#### Data
——————————
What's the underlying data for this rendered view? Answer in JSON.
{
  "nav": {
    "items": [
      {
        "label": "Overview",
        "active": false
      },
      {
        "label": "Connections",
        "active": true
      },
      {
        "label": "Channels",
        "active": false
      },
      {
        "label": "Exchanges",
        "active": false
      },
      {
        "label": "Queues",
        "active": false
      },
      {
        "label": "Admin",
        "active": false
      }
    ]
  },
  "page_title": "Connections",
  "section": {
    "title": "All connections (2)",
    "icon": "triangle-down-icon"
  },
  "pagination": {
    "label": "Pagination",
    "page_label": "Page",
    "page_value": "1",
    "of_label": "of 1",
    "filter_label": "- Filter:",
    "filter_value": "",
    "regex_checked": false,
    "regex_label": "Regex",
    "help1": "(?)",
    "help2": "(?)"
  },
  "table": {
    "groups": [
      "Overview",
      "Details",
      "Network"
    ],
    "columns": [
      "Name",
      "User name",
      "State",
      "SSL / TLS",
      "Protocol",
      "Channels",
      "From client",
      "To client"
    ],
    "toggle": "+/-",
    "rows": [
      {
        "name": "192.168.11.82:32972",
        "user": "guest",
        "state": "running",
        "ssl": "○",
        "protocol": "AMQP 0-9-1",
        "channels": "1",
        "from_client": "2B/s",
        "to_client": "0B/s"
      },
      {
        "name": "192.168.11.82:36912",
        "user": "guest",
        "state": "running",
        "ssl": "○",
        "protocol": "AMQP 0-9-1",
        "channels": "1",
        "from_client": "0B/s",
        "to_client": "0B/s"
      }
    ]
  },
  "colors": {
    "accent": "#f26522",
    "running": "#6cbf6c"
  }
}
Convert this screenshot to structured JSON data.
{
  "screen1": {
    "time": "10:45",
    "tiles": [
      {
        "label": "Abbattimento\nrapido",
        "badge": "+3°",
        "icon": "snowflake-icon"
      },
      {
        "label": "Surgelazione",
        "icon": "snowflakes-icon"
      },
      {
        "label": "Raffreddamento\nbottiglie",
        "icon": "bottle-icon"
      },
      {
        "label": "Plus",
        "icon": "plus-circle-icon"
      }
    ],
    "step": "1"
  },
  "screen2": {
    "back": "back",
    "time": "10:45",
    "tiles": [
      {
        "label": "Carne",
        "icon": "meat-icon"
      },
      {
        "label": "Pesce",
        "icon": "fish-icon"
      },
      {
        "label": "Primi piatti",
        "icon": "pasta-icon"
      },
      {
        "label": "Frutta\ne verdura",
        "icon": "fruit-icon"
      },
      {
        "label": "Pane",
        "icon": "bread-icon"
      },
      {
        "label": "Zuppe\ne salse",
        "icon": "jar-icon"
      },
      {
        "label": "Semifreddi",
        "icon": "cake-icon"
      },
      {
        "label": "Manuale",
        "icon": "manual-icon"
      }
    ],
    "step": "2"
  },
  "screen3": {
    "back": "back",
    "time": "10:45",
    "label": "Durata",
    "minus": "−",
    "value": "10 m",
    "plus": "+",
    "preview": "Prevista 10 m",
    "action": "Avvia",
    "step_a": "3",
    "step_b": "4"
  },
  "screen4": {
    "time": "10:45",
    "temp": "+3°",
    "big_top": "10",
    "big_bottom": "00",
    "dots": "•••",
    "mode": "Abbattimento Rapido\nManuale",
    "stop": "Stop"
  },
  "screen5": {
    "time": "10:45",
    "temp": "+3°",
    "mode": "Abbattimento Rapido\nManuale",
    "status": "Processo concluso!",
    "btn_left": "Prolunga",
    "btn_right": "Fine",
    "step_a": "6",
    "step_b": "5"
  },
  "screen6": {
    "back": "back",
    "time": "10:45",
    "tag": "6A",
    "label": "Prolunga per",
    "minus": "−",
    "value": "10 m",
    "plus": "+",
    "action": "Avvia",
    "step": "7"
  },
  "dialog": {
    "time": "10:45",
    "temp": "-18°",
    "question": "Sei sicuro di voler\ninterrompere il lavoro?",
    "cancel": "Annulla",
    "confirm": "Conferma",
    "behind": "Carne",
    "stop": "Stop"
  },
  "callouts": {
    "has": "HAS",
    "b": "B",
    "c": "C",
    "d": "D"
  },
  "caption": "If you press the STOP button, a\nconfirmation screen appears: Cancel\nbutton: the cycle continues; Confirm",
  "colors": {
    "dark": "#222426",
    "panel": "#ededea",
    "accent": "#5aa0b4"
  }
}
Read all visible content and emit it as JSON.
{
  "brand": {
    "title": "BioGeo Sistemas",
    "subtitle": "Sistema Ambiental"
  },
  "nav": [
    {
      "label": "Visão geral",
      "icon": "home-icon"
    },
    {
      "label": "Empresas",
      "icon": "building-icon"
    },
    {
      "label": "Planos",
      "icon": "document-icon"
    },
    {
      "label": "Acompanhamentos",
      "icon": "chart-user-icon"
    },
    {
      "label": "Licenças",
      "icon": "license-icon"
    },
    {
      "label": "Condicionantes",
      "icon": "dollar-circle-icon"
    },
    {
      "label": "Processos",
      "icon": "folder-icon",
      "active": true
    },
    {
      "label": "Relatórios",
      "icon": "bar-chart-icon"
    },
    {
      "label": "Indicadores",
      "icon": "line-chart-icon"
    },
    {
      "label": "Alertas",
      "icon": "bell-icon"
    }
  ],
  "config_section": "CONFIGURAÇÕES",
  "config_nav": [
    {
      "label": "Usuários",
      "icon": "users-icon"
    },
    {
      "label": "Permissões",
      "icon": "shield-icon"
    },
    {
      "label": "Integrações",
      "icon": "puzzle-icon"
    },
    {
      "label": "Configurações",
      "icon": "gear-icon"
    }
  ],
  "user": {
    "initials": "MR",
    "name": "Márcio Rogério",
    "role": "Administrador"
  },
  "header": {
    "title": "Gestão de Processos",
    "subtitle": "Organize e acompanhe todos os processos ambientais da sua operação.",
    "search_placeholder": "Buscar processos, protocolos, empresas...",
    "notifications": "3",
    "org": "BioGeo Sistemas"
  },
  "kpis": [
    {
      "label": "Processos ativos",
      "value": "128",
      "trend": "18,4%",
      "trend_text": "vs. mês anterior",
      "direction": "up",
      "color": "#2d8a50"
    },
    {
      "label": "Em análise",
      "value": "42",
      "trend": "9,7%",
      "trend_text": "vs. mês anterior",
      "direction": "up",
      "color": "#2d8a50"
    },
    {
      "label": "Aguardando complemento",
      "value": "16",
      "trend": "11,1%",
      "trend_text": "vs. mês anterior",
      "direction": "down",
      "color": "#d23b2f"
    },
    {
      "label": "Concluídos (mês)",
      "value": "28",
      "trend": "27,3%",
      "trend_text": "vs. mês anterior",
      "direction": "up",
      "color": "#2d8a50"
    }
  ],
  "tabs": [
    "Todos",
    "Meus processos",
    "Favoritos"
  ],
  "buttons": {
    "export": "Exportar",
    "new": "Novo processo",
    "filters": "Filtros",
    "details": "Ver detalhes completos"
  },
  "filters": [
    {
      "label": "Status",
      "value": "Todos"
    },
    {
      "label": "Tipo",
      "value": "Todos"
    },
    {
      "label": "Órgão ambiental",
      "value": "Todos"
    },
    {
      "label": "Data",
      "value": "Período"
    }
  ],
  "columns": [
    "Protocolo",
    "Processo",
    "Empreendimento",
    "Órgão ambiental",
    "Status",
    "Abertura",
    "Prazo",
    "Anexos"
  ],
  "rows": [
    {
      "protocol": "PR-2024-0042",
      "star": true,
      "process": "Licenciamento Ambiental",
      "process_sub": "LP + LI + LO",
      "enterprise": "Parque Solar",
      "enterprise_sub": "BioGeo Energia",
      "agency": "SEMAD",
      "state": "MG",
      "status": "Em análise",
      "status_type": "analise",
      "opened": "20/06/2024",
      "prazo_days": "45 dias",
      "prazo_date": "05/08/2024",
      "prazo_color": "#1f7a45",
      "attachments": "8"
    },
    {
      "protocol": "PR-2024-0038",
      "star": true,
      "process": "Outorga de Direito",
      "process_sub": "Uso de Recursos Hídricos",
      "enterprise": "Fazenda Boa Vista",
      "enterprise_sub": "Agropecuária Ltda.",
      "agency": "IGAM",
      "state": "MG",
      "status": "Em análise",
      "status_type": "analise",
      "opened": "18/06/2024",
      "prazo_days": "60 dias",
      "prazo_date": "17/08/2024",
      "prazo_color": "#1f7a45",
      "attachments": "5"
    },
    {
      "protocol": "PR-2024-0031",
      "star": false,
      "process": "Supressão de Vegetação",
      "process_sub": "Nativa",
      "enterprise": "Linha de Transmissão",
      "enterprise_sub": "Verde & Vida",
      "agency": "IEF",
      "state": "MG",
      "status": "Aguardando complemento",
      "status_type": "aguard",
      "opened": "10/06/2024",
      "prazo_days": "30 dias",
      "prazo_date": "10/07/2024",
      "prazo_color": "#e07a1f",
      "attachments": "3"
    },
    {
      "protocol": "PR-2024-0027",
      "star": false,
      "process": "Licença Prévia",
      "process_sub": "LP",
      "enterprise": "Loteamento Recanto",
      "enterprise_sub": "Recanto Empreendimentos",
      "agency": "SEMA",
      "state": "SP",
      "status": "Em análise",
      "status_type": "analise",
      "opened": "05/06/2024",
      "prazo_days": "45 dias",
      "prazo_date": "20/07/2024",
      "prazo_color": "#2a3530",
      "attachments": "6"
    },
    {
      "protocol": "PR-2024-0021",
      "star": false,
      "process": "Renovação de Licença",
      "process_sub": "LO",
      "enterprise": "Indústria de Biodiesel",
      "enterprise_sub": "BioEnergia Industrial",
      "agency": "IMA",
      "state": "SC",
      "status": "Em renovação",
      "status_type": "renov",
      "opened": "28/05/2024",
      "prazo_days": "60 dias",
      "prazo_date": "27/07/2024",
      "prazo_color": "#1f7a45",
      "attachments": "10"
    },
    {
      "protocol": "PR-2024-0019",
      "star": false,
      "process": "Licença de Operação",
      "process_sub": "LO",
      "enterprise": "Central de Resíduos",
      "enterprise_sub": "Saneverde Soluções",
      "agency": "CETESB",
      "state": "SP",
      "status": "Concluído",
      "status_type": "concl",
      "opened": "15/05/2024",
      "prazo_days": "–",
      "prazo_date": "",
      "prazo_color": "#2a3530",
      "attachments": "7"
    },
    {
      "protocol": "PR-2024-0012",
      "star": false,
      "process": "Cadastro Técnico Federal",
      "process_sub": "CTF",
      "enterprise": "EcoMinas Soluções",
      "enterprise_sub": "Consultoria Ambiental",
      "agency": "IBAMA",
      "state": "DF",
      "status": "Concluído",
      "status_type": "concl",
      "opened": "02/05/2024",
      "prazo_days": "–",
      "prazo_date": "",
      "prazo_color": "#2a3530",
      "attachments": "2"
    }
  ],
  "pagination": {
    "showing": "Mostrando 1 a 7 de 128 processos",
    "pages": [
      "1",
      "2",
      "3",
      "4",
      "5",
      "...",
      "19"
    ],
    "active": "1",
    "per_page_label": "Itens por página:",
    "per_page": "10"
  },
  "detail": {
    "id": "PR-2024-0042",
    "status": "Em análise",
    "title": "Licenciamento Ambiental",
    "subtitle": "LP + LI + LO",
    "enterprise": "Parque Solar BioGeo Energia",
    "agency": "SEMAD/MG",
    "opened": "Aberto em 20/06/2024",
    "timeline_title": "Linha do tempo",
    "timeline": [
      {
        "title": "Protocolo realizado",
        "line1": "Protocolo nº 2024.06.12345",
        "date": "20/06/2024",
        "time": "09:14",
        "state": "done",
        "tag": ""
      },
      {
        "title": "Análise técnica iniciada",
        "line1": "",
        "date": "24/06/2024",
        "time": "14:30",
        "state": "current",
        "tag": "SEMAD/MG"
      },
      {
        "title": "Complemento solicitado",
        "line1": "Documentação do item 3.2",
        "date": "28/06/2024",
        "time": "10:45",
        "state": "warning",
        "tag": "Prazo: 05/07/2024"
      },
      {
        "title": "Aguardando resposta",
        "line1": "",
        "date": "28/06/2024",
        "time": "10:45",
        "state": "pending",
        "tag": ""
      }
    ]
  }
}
——————————
#### Task to complete
Count every line in the preceding entries where the string "Recanto" appears, then state only the total.

#### Response for this exercise
2